▶ [Problem statement]
Extract every line of the material that holds the string "schéma".

◆ ◆ ◆ ◆ ◆

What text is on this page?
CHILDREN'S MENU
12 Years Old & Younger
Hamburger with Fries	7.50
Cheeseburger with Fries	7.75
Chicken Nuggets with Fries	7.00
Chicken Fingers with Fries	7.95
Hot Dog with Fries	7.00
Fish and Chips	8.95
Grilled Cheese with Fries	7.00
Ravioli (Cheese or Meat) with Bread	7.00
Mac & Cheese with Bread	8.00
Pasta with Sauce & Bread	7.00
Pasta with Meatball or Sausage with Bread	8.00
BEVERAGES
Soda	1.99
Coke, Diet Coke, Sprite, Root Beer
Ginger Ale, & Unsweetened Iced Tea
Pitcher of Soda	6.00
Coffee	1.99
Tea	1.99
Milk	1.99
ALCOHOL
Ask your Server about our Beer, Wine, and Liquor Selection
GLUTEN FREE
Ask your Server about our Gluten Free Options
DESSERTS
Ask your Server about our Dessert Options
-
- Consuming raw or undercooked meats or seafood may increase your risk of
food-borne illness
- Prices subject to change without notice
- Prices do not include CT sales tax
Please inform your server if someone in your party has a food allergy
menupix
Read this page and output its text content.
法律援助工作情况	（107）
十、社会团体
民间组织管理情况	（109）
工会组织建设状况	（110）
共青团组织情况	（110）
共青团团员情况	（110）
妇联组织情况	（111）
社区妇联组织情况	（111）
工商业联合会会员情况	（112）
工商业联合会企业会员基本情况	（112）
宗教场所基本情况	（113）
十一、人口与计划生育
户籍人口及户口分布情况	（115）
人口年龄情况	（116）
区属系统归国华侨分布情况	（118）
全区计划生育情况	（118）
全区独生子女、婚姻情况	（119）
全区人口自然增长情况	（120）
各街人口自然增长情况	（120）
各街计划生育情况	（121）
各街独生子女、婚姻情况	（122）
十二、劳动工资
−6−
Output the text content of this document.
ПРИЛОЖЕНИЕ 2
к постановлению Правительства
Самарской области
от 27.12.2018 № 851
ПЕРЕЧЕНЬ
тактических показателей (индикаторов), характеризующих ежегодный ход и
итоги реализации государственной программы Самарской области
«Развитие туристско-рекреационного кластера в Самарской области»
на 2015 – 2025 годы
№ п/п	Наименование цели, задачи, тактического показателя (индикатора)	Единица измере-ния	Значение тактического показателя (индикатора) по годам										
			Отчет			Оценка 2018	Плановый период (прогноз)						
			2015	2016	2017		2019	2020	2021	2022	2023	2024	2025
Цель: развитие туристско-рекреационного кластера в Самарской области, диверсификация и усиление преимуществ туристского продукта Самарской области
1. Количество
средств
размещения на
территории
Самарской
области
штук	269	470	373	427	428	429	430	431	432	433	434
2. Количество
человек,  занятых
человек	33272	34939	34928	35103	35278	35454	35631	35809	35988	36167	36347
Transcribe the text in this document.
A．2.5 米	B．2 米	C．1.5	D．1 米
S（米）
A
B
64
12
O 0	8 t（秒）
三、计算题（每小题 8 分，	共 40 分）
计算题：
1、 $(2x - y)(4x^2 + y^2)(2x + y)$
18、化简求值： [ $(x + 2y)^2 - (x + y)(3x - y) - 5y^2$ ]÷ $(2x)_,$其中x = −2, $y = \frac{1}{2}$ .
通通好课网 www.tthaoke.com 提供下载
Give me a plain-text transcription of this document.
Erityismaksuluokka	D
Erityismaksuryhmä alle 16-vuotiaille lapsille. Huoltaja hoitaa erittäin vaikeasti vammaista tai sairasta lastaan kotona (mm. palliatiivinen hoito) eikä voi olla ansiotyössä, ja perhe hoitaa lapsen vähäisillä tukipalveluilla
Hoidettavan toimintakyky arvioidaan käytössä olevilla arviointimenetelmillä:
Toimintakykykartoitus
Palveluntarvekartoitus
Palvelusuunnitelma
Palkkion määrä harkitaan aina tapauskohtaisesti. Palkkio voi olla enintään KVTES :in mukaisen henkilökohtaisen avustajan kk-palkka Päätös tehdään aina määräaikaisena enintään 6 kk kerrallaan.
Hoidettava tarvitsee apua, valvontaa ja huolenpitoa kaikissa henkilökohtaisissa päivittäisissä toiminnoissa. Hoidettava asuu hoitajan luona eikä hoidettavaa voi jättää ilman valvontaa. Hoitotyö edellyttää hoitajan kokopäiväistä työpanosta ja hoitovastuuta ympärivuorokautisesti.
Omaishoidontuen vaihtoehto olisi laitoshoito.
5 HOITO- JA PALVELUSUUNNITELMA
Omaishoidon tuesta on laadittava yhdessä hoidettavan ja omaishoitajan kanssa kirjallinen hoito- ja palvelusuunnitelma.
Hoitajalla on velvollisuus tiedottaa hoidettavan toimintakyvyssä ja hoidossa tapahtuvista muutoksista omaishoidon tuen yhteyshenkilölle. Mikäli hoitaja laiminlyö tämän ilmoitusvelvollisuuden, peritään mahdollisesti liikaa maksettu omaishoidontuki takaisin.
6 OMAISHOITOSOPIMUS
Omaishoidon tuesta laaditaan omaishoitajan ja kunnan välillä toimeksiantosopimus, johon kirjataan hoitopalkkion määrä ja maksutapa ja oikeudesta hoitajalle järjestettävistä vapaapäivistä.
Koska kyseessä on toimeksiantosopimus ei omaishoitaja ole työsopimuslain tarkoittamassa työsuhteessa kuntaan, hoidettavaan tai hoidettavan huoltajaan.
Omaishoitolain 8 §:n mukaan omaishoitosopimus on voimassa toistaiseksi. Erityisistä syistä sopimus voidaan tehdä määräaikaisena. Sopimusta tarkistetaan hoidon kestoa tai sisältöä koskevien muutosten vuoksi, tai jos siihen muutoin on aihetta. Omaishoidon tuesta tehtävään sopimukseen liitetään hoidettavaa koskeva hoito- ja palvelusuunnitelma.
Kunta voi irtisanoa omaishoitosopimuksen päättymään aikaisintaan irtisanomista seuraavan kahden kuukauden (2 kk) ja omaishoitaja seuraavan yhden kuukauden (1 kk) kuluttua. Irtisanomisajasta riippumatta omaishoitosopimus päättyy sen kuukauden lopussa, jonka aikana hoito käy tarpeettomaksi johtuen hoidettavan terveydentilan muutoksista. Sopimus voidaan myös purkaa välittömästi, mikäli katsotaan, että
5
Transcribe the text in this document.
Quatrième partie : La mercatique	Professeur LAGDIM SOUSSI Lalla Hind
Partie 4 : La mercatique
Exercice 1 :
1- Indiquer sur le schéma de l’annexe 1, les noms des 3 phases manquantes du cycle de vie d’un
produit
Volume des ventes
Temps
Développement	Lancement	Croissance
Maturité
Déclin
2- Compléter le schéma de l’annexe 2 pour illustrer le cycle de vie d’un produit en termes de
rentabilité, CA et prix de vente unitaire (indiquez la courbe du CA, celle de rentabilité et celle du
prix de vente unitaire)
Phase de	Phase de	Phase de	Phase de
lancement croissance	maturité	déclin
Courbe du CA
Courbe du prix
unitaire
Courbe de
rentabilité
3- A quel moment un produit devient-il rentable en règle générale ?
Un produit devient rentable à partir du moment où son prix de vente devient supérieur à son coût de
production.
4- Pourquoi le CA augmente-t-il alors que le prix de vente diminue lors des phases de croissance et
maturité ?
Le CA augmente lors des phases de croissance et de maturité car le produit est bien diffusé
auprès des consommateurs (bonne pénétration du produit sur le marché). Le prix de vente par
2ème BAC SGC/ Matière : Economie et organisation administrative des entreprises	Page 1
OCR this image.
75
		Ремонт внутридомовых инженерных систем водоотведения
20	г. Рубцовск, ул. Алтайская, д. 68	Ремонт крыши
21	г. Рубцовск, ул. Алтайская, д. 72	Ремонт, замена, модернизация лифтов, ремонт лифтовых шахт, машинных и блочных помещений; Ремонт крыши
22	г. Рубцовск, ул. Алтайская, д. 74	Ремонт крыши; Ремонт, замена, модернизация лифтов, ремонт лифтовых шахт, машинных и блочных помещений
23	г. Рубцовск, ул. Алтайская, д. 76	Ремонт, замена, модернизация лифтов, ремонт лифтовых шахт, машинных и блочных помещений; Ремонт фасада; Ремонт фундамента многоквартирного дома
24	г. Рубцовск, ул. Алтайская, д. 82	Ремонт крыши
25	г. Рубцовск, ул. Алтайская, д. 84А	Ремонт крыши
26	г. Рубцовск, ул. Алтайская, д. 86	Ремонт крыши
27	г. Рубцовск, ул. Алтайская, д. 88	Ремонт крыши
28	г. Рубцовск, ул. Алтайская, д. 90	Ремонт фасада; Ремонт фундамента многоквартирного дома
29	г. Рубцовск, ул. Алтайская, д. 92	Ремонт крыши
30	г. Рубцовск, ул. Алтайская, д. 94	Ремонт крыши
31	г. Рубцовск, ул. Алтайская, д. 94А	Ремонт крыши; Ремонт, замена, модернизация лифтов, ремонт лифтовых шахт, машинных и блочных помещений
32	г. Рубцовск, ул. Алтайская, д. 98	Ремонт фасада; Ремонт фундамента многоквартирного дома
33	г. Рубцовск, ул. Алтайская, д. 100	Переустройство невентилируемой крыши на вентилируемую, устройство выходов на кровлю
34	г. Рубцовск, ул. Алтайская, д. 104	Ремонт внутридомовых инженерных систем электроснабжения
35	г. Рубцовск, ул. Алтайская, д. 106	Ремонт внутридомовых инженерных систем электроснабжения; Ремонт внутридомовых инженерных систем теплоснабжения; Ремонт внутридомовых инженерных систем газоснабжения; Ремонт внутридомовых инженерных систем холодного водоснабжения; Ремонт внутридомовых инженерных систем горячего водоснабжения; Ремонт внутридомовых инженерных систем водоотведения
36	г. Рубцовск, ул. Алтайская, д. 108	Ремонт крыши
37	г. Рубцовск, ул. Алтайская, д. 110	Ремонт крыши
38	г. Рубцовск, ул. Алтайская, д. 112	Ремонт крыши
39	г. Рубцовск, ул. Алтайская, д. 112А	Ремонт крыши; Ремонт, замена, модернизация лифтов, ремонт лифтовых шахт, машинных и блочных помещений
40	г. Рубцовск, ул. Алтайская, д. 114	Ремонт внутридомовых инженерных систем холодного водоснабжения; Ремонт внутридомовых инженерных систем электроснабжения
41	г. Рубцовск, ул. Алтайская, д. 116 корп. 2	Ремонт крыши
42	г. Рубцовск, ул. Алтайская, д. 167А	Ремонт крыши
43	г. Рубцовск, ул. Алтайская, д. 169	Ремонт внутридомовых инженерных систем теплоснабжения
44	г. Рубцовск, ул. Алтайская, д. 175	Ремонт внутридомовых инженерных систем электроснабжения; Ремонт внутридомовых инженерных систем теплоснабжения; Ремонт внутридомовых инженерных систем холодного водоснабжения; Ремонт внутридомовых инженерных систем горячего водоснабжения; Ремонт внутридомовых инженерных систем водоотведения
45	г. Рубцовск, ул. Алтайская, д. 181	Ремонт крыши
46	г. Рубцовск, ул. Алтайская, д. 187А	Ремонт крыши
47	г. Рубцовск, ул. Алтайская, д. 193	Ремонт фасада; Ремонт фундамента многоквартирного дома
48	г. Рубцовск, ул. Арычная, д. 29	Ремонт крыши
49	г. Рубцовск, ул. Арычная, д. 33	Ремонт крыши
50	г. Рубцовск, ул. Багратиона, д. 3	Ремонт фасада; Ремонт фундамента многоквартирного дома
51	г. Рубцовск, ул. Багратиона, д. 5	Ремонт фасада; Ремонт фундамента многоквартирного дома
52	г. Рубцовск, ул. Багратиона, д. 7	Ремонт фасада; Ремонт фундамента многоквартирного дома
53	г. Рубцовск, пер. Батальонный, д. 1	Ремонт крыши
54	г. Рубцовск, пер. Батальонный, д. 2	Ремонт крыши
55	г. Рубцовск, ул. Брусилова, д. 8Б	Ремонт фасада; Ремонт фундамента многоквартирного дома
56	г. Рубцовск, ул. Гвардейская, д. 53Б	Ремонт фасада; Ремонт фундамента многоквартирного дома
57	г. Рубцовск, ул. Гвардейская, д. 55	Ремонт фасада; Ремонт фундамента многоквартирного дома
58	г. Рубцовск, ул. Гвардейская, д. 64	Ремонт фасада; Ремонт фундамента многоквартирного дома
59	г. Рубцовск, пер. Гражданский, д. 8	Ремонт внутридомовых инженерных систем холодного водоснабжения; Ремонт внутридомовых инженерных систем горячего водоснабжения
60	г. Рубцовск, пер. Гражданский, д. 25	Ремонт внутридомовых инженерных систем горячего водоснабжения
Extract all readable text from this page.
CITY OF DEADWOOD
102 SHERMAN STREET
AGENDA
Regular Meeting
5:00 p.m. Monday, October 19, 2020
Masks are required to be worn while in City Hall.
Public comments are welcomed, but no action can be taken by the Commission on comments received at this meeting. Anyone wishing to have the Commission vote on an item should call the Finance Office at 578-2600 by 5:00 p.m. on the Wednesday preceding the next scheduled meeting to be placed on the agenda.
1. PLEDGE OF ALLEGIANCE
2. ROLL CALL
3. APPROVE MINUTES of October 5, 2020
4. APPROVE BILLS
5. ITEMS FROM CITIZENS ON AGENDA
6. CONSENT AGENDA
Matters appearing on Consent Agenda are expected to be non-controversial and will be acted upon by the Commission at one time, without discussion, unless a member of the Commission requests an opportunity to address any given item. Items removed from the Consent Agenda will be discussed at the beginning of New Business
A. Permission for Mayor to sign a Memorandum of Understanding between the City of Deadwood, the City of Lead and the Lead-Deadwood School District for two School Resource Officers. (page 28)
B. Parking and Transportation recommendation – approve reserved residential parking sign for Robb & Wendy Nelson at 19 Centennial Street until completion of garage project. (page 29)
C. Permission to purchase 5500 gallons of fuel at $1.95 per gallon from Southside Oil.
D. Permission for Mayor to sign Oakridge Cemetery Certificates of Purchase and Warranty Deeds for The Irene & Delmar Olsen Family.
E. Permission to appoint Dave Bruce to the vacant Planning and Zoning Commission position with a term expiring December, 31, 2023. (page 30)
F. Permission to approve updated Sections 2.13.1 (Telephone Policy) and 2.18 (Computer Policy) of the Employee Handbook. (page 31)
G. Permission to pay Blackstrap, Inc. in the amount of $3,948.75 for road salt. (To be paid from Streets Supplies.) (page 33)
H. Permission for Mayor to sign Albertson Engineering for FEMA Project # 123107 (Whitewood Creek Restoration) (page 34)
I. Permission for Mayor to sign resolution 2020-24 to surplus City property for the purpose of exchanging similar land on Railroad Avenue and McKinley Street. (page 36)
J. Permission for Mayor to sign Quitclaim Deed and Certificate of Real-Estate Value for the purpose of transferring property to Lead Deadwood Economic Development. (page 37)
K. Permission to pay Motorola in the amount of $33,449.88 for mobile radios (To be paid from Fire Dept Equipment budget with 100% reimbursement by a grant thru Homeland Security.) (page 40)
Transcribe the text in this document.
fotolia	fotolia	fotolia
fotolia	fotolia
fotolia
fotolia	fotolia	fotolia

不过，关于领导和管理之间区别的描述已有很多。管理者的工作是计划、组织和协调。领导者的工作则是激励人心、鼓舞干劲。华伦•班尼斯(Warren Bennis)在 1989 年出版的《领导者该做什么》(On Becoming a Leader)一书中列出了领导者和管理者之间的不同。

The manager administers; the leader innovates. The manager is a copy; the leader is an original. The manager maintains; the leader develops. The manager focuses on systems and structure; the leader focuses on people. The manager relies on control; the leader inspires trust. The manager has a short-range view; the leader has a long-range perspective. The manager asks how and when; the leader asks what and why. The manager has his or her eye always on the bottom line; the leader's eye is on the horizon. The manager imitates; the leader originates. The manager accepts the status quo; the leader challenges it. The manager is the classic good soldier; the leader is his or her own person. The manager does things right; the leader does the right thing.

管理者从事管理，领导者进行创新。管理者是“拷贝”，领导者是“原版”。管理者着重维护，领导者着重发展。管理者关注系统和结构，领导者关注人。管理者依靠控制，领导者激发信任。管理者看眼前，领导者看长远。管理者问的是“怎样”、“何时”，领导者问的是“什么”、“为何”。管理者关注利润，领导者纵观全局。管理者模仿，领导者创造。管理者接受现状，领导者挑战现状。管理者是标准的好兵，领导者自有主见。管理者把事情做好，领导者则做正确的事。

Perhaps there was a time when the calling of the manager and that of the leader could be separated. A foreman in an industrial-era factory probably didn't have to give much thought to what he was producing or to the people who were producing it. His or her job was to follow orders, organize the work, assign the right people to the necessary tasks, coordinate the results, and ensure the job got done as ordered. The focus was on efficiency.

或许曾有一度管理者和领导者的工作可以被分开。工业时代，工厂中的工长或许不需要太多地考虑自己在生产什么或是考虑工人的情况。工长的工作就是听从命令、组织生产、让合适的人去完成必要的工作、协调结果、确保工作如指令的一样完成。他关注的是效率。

◆ ◆ ◆ ◆ ◆

▶ [Final answer]
1- Indiquer sur le schéma de l’annexe 1, les noms des 3 phases manquantes du cycle de vie d’un
2- Compléter le schéma de l’annexe 2 pour illustrer le cycle de vie d’un produit en termes de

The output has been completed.